| Task requirements |
Look through the data below. Collect every line where the word "median" occurs.

===== Study material =====

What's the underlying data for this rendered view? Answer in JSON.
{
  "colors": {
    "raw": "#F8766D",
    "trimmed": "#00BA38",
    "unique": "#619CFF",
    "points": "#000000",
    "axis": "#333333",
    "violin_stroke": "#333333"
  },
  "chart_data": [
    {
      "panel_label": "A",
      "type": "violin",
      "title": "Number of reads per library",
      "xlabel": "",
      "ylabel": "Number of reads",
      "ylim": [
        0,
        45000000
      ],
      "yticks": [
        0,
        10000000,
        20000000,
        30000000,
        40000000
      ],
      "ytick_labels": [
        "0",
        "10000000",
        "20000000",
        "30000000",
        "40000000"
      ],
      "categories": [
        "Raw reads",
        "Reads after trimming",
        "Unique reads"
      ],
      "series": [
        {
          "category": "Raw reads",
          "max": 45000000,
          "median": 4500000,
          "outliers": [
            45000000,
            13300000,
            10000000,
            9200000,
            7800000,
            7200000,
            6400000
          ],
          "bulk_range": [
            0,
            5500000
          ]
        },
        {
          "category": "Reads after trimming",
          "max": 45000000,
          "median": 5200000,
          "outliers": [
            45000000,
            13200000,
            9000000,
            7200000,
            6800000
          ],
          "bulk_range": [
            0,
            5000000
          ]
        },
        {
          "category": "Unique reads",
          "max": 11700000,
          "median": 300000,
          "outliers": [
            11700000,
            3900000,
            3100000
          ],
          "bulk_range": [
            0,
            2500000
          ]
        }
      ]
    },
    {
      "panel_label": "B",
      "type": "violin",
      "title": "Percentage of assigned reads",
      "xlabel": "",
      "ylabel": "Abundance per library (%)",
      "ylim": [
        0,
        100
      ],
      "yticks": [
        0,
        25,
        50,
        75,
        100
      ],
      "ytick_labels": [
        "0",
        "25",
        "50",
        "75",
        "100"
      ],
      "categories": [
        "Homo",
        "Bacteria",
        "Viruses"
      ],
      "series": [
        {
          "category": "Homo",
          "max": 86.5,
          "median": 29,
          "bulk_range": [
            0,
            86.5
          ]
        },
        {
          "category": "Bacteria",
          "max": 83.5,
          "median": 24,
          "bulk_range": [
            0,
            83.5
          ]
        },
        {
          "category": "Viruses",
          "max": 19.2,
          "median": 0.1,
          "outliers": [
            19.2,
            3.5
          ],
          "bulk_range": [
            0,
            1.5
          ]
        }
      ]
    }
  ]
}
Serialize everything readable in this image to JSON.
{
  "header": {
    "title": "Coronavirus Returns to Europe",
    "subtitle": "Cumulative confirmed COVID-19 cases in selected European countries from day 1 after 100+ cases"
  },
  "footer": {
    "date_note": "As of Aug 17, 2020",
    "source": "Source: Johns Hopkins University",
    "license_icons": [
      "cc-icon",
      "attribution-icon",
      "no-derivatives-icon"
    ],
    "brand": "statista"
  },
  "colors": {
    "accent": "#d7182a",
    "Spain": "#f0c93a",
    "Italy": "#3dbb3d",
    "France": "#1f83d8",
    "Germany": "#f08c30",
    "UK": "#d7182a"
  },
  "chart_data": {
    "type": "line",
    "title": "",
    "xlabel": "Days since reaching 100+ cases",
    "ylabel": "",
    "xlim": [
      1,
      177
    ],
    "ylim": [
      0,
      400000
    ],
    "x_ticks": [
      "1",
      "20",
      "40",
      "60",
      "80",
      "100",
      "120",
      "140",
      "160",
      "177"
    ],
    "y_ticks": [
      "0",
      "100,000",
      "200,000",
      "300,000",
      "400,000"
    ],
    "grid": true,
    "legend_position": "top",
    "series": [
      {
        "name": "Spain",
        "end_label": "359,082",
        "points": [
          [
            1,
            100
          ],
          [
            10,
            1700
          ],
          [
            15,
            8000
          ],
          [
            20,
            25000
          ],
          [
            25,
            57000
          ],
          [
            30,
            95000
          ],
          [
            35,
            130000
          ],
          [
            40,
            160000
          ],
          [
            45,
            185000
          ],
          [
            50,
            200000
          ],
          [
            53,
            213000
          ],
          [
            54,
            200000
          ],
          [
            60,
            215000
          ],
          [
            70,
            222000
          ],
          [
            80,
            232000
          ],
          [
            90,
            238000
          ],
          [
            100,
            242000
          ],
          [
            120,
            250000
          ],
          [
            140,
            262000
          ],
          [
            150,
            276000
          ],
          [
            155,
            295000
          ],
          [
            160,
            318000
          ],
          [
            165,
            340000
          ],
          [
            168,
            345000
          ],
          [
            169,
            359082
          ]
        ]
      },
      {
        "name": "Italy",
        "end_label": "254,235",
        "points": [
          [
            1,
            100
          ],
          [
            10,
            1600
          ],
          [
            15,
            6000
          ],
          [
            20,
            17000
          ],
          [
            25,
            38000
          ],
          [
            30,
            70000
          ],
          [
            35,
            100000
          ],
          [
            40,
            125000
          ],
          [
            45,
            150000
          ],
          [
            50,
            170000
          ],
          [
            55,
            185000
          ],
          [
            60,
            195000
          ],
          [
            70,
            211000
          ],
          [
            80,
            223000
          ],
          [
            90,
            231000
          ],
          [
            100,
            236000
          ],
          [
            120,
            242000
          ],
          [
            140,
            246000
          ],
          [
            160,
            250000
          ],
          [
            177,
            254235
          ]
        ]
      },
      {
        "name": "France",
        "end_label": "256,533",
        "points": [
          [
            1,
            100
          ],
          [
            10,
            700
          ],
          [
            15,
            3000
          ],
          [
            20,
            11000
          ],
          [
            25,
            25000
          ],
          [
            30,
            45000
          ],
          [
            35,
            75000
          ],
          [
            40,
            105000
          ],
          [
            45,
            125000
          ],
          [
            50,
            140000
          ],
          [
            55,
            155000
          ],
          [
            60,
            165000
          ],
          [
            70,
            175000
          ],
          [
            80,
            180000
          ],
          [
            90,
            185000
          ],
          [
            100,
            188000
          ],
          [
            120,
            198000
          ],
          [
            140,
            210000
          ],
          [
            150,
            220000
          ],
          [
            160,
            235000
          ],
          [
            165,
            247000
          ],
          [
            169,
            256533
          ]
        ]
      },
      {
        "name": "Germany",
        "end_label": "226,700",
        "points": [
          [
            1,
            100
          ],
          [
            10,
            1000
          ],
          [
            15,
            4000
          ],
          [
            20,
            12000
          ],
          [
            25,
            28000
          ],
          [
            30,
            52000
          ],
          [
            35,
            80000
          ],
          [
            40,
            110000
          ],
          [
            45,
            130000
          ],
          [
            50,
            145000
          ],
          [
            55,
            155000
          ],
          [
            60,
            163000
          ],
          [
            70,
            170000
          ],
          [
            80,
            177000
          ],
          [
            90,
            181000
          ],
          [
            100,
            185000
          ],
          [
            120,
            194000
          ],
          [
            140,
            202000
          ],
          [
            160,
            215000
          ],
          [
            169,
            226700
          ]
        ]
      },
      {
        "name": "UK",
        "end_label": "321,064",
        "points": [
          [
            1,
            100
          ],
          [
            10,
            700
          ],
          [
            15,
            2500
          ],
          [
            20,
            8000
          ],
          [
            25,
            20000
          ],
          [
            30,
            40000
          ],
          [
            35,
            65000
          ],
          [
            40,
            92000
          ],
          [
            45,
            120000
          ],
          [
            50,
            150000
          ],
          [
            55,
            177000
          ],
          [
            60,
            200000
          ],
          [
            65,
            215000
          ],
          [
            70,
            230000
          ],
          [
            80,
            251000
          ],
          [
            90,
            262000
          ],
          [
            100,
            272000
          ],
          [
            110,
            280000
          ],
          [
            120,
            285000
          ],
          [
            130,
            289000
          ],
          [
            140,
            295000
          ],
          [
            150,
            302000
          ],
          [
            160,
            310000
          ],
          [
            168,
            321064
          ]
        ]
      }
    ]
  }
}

=====

| Written answer |
          "median": 4500000,
          "median": 5200000,
          "median": 300000,
          "median": 29,
          "median": 24,
          "median": 0.1,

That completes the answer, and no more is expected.